## [Problem description]
Look for the line with "Type out the text in this image." in the entries below, then extract that line and all lines after it exactly, with pictures left out.

╔══

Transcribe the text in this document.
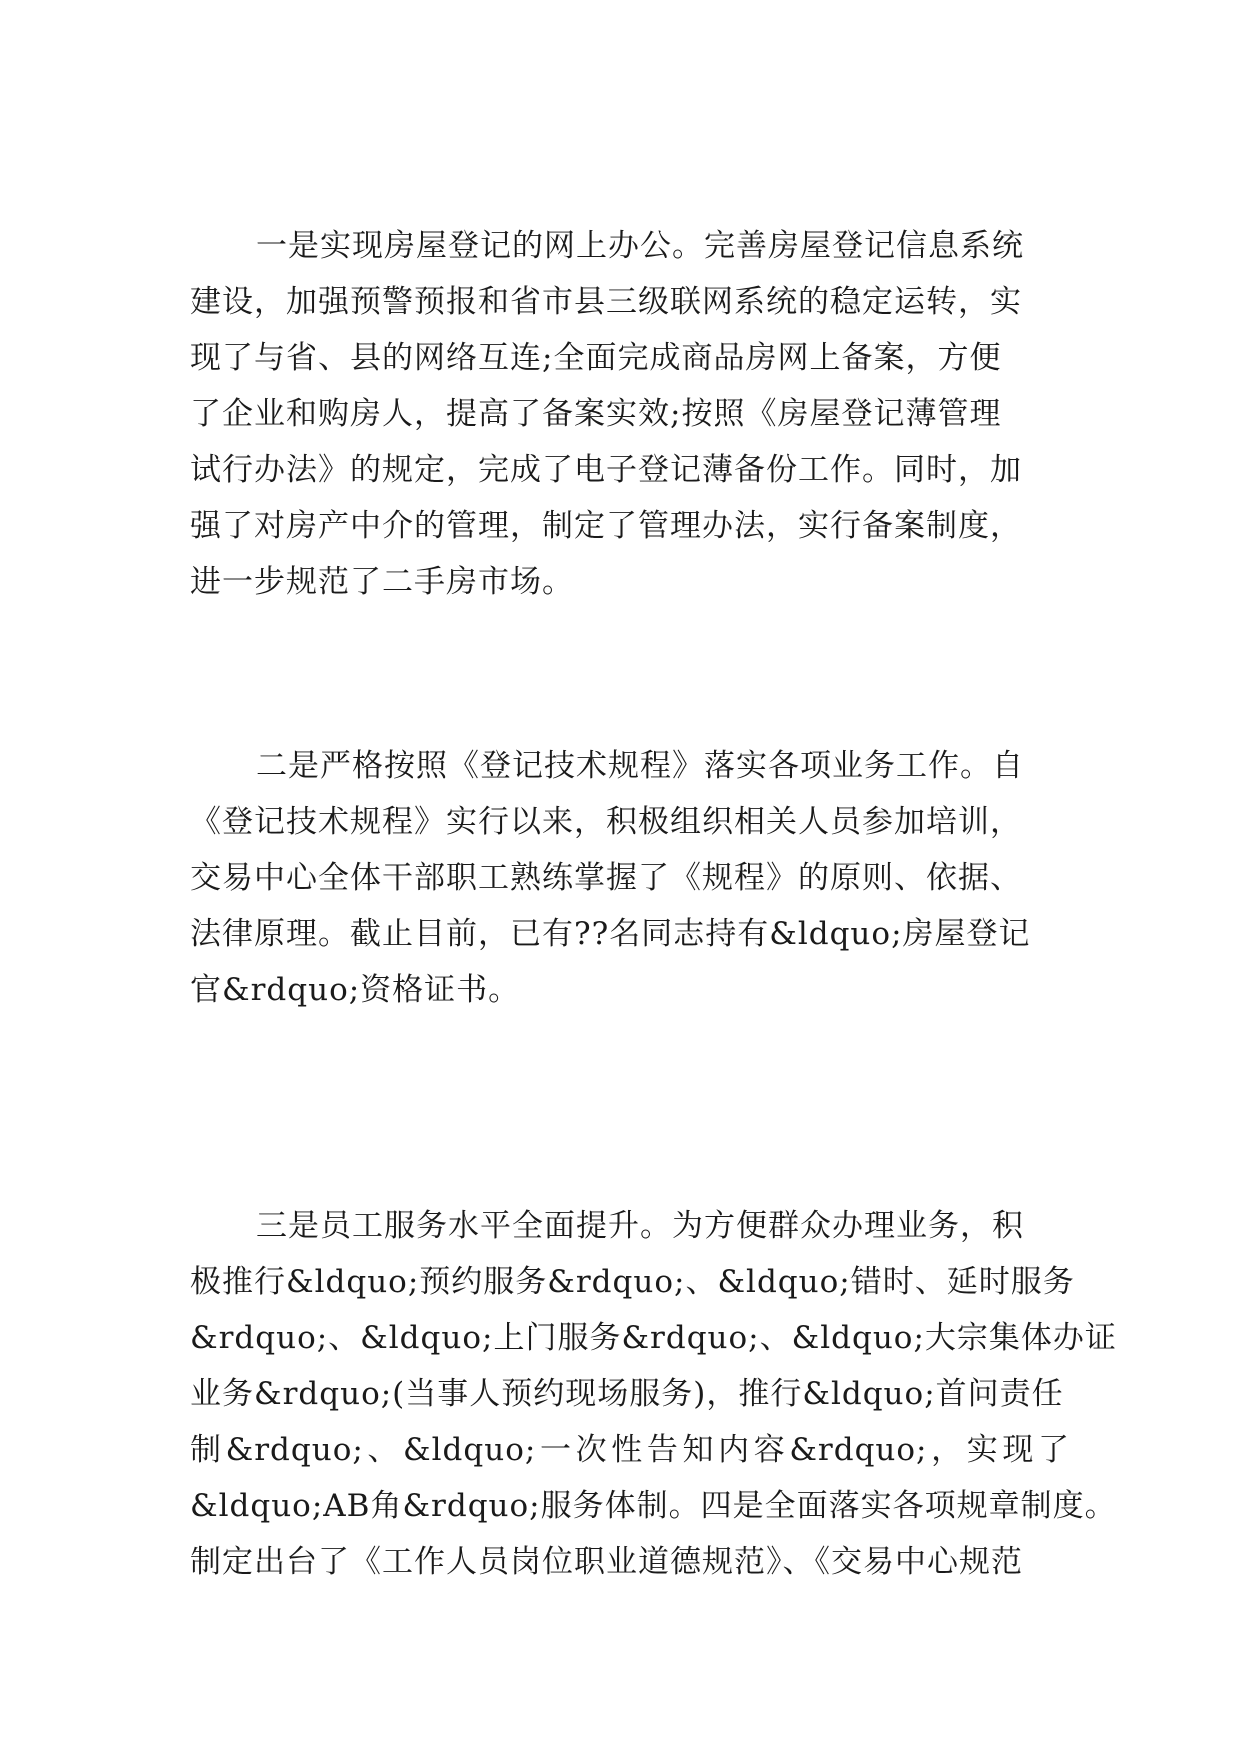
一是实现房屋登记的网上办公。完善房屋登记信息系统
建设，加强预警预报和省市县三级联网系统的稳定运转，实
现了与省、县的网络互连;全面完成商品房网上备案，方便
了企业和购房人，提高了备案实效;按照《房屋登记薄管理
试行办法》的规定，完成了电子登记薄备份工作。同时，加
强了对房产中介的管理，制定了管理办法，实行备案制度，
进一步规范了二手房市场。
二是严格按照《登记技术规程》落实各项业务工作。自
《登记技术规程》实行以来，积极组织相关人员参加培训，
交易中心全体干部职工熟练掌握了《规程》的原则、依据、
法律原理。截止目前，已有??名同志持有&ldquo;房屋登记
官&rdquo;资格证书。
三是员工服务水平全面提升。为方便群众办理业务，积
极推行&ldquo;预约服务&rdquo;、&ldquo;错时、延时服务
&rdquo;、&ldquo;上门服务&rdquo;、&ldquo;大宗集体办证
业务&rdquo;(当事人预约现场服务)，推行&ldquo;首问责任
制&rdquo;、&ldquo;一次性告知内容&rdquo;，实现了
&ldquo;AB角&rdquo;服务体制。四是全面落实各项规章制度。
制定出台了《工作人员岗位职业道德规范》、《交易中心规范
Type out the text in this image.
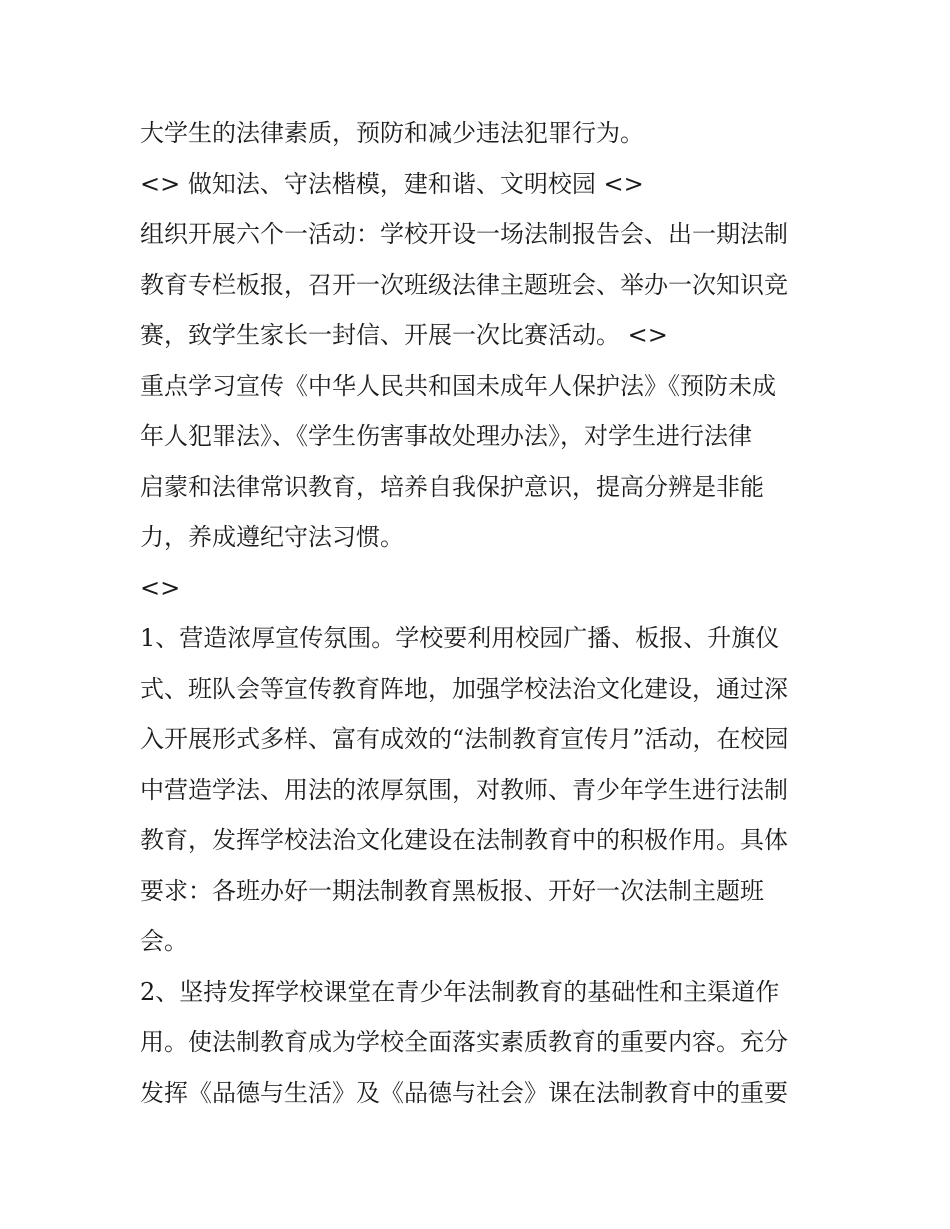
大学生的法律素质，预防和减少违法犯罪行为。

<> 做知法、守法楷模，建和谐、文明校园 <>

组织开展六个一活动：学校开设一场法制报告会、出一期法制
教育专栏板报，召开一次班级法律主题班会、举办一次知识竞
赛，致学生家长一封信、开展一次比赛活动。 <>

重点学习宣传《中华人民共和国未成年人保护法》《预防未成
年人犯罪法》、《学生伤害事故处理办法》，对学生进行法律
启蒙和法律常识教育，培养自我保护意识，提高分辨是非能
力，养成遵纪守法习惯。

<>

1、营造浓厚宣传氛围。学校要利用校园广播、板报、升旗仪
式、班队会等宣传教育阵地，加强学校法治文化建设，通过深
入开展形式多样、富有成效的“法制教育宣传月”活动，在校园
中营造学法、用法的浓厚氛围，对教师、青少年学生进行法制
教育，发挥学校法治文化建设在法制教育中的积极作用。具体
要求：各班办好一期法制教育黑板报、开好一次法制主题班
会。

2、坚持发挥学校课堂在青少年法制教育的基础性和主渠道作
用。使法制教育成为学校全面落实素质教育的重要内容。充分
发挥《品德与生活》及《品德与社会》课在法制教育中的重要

╚══

## [Answer to the task]
Type out the text in this image.
大学生的法律素质，预防和减少违法犯罪行为。

<> 做知法、守法楷模，建和谐、文明校园 <>

组织开展六个一活动：学校开设一场法制报告会、出一期法制
教育专栏板报，召开一次班级法律主题班会、举办一次知识竞
赛，致学生家长一封信、开展一次比赛活动。 <>

重点学习宣传《中华人民共和国未成年人保护法》《预防未成
年人犯罪法》、《学生伤害事故处理办法》，对学生进行法律
启蒙和法律常识教育，培养自我保护意识，提高分辨是非能
力，养成遵纪守法习惯。

<>

1、营造浓厚宣传氛围。学校要利用校园广播、板报、升旗仪
式、班队会等宣传教育阵地，加强学校法治文化建设，通过深
入开展形式多样、富有成效的“法制教育宣传月”活动，在校园
中营造学法、用法的浓厚氛围，对教师、青少年学生进行法制
教育，发挥学校法治文化建设在法制教育中的积极作用。具体
要求：各班办好一期法制教育黑板报、开好一次法制主题班
会。

2、坚持发挥学校课堂在青少年法制教育的基础性和主渠道作
用。使法制教育成为学校全面落实素质教育的重要内容。充分
发挥《品德与生活》及《品德与社会》课在法制教育中的重要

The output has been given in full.